> **YOUR GOAL**
Please quote the homelessness text word for word between "However, the liberal" and "in the community.", inclusive.

> **EXCERPTED PASSAGE**
The Reality of Homelessness

The ignorant media elites and other liberal elements of society are so enamored of that viral photo of the homeless man, the cop, and the shoes that they are blind to all that is so very, very wrong about the situation.

A starting point to what is wrong is the very fact of the man's homelessness, and why it is that he is homeless. 

We cannot know this man's circumstances, but fifty years ago, many such individuals, in all likelihood, would have been in an institution and not on the street.

However, the liberal "geniuses" and "do-gooders" of the time decided that a mindless program called "deinstitutionalization" would allow "individuals who suffer with mental illness [to] lead more normal lives in the community then [sic] they could confined to an institution."

Like so many such liberal notions (emphasis added):

Many problems would develop from [it] ... [such as] ... the community outreach support centers that ... were not built ... , [and] individuals ... were not ensured the medication and rehabilitation services necessary for them to live successfully in the community.

There was also a lack of readiness for those who would develop a mental illness in the future. Many ... patients were left homeless in the streets with some displaying erratic and anomalous behaviors, aggregating apprehensions, stigmas, and discontent in the communities[.] ... [Others] ended up incarcerated or sent to emergency rooms[,] ... pos[ing] a huge burden and quandary on the jail systems.

The communities were not the only ones to suffer. Those who suffered with mental illness were the ones who were ultimately affected.

> **ENTRIES SUPPLIED**
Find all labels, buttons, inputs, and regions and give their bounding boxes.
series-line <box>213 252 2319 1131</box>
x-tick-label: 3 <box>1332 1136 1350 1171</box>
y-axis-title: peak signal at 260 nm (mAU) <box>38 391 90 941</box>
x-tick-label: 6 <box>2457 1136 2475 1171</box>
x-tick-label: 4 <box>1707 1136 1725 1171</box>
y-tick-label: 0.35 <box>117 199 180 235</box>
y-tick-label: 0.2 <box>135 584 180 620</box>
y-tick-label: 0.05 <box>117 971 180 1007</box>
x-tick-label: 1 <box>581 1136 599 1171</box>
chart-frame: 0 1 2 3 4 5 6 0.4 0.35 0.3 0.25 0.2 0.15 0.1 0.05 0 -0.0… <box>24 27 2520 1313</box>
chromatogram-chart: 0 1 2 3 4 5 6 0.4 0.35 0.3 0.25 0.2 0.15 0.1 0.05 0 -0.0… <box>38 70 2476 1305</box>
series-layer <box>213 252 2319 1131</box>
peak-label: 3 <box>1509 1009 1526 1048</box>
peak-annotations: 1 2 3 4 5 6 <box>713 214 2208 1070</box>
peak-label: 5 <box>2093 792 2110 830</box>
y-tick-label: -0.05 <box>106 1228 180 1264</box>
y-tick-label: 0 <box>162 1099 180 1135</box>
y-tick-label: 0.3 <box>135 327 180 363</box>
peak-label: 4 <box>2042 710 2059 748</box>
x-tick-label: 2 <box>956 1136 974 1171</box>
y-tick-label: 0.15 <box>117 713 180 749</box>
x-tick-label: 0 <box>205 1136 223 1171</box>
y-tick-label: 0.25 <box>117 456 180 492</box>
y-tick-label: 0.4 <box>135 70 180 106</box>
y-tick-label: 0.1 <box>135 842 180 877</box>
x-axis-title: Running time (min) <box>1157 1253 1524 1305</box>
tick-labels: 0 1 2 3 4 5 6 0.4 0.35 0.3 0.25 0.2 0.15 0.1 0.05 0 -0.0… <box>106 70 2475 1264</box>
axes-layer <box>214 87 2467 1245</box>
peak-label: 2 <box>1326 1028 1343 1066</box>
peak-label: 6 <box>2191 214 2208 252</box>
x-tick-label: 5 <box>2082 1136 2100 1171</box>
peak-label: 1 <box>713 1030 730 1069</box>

> **SOLUTION TO THIS TASK**
However, the liberal "geniuses" and "do-gooders" of the time decided that a mindless program called "deinstitutionalization" would allow "individuals who suffer with mental illness [to] lead more normal lives in the community then [sic] they could confined to an institution."

Like so many such liberal notions (emphasis added):

Many problems would develop from [it] ... [such as] ... the community outreach support centers that ... were not built ... , [and] individuals ... were not ensured the medication and rehabilitation services necessary for them to live successfully in the community.